• [Problem description]
In the records below, find each line containing the word "delito" and copy it.

• [Records supplied]

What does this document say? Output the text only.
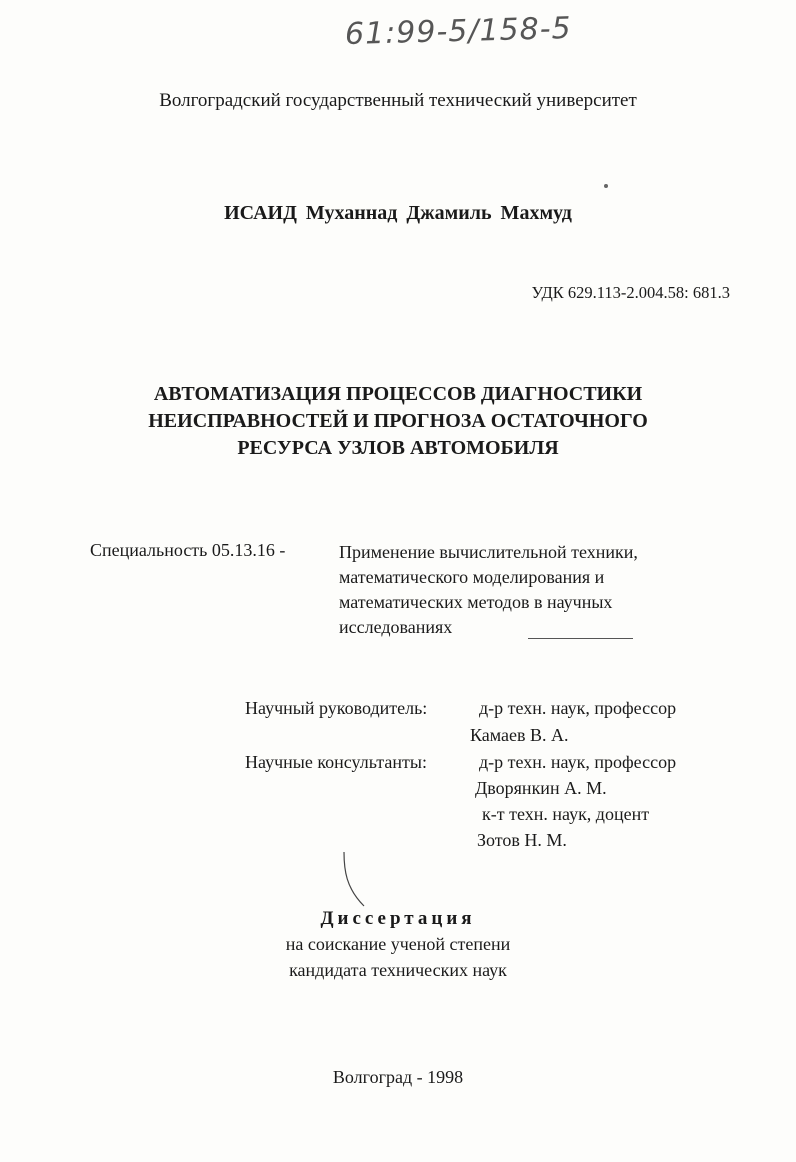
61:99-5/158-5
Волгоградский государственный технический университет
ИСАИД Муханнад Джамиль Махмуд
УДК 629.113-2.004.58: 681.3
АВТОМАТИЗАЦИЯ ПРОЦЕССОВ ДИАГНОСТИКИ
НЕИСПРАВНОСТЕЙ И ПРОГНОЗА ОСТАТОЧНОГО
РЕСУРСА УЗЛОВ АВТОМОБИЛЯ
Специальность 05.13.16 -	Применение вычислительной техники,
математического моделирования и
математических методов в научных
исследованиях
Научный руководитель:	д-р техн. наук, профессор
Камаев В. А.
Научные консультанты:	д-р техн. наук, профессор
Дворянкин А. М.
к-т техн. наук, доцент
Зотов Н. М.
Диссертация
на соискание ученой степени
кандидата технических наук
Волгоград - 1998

* * *

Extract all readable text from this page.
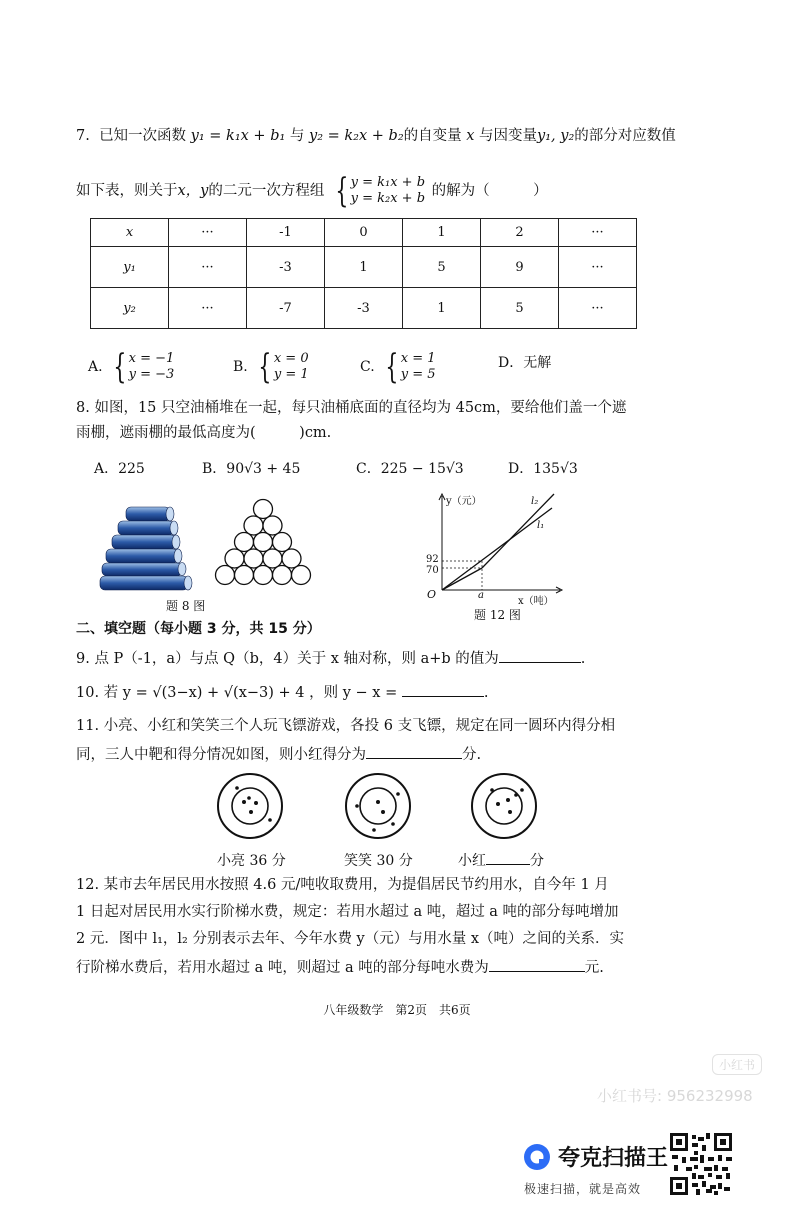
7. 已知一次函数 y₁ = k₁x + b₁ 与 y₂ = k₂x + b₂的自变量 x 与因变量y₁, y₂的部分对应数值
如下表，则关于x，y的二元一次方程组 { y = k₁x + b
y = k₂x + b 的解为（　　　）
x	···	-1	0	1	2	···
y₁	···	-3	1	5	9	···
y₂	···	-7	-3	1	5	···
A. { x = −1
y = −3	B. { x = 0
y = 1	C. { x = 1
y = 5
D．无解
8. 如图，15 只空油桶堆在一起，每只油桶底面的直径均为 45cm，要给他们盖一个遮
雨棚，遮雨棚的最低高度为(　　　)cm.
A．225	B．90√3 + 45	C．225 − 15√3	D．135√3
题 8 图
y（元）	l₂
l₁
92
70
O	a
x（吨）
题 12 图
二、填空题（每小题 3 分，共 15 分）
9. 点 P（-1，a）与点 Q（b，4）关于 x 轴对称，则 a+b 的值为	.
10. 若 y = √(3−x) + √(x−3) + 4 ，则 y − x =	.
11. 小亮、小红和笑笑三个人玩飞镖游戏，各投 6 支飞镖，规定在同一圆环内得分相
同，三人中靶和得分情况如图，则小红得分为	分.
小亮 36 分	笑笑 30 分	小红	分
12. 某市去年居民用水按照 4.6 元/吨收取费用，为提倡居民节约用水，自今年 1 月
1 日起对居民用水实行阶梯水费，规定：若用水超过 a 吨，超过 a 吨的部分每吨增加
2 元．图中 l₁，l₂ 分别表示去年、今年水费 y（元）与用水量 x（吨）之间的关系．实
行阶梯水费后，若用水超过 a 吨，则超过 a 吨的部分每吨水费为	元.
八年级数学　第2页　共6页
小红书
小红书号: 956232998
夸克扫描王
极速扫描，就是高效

==

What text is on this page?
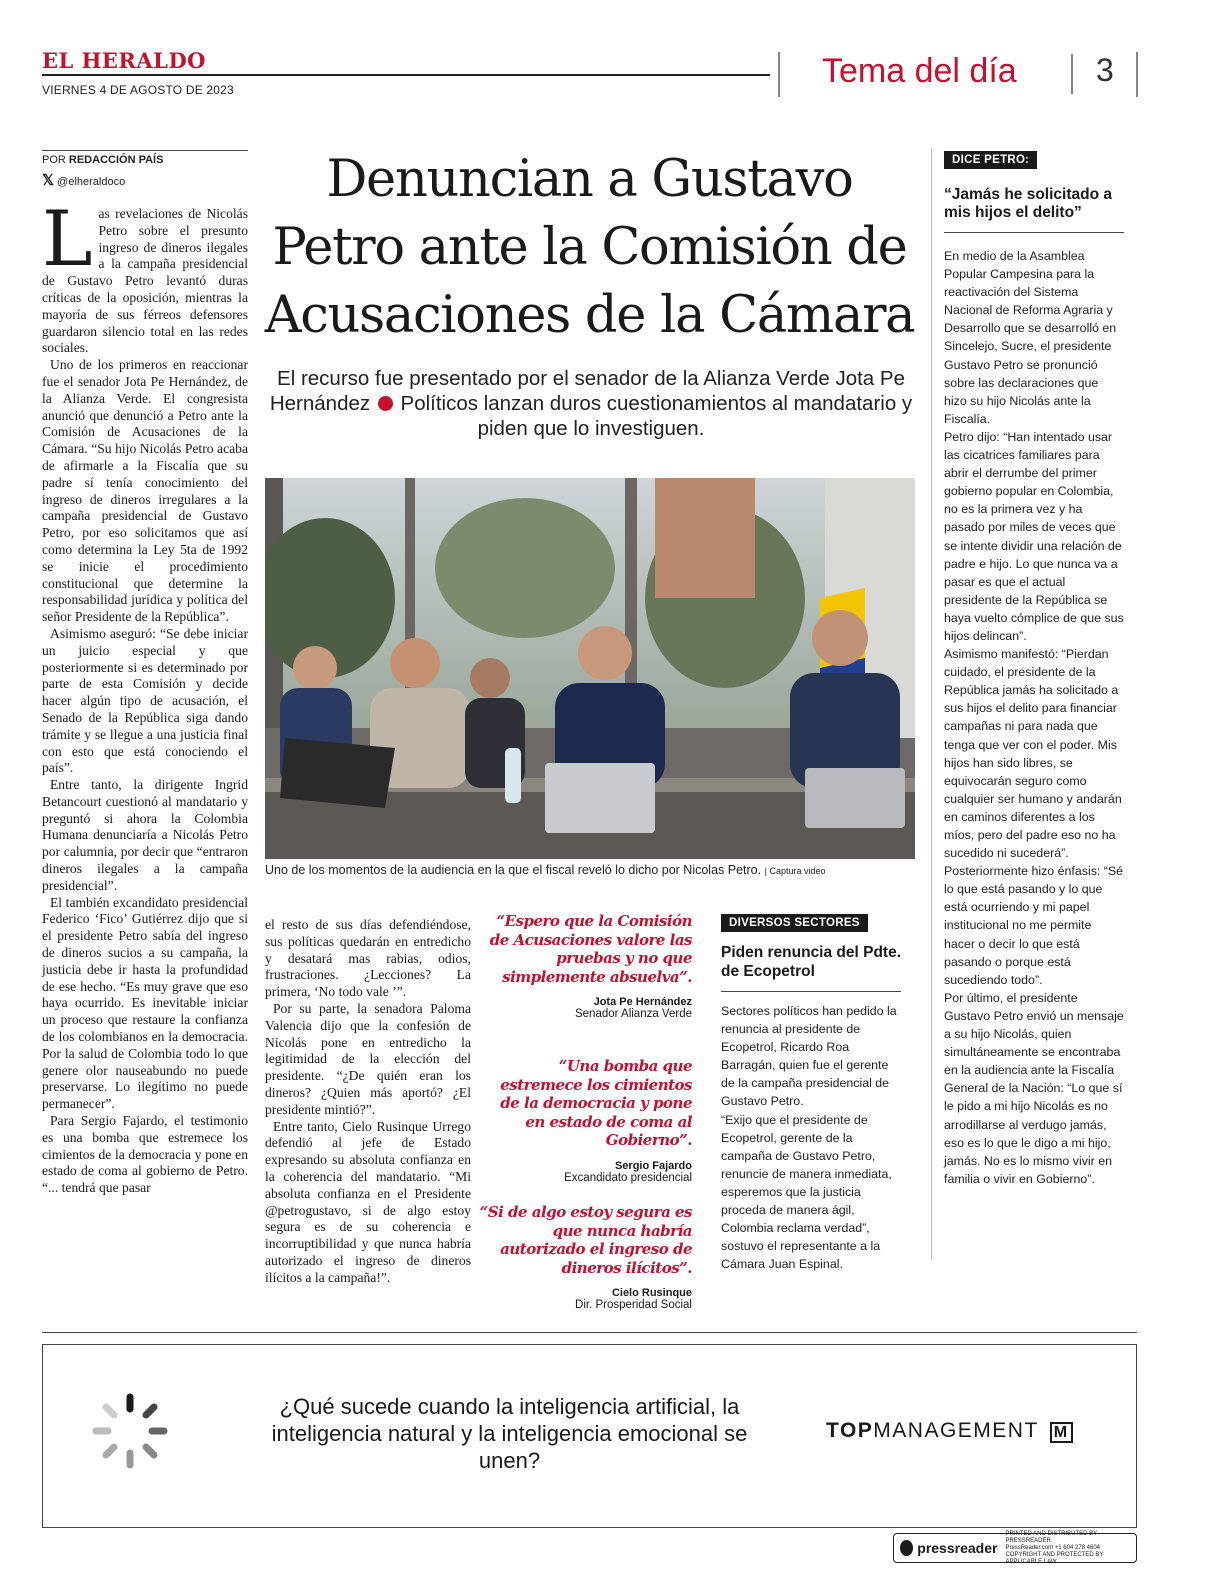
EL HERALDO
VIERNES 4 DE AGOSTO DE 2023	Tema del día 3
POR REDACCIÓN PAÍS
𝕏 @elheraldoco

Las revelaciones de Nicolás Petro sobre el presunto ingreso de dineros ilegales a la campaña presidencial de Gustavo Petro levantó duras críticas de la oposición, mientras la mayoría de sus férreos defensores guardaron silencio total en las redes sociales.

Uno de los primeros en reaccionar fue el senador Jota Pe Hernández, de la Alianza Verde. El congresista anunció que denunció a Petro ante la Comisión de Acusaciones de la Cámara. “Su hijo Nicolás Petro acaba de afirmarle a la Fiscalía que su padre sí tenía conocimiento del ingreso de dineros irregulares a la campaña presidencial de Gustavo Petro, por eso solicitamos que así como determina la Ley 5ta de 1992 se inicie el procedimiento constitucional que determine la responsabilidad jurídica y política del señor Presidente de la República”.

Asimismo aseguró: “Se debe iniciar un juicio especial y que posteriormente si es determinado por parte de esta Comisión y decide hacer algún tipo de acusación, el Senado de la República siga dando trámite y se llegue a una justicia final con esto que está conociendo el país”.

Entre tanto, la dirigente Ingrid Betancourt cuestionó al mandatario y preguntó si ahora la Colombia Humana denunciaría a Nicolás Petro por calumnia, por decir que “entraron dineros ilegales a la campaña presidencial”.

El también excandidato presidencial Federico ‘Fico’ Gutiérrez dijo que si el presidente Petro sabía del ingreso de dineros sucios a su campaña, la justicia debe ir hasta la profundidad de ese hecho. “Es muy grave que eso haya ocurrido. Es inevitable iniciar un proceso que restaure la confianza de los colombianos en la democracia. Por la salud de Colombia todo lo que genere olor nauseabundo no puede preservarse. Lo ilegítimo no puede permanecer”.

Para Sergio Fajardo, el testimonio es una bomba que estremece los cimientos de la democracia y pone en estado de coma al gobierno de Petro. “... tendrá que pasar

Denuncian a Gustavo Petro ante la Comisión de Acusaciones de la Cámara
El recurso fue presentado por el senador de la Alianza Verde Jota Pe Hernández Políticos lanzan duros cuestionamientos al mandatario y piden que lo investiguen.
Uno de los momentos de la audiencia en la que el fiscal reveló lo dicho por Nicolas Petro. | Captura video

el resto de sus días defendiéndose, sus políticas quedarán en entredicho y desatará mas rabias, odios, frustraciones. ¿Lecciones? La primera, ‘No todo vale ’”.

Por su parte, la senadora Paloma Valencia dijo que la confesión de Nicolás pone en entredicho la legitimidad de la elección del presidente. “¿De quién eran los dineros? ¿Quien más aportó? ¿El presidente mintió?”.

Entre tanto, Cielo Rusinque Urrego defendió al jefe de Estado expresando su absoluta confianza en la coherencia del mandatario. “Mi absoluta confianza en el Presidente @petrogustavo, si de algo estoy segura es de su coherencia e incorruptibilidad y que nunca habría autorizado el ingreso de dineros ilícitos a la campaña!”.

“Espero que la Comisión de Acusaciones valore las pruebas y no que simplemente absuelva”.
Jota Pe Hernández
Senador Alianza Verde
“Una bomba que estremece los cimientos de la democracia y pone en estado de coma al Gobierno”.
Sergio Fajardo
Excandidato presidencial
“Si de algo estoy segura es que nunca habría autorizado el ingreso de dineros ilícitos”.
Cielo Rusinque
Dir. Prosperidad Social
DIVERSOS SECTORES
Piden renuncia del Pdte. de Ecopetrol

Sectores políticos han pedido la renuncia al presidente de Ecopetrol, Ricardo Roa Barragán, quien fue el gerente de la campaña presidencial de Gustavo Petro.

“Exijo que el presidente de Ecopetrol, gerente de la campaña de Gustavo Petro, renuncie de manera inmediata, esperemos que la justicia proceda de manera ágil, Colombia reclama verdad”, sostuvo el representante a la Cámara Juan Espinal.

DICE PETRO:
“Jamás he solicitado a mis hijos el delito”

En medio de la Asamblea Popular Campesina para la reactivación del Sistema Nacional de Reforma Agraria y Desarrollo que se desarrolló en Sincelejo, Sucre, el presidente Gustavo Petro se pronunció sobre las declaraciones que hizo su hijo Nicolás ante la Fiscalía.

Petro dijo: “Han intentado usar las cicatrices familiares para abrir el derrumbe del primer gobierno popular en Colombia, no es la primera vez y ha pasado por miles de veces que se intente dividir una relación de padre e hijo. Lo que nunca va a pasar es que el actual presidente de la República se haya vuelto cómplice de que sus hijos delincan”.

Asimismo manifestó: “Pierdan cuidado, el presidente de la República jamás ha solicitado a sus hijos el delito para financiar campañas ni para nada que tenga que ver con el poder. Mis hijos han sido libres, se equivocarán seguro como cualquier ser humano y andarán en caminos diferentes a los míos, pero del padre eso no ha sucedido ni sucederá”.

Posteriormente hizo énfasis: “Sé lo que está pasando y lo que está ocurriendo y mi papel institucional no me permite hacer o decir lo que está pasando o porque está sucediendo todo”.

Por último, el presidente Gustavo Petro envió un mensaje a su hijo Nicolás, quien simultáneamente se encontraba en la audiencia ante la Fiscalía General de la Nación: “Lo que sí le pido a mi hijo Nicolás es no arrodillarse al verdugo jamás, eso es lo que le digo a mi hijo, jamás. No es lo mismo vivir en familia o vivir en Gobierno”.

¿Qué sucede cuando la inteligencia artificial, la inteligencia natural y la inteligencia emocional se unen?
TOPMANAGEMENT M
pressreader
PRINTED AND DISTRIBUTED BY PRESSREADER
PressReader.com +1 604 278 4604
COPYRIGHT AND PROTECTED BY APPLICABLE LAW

• [Output for this exercise]
“Jamás he solicitado a mis hijos el delito”
Asimismo manifestó: “Pierdan cuidado, el presidente de la República jamás ha solicitado a sus hijos el delito para financiar campañas ni para nada que tenga que ver con el poder. Mis hijos han sido libres, se equivocarán seguro como cualquier ser humano y andarán en caminos diferentes a los míos, pero del padre eso no ha sucedido ni sucederá”.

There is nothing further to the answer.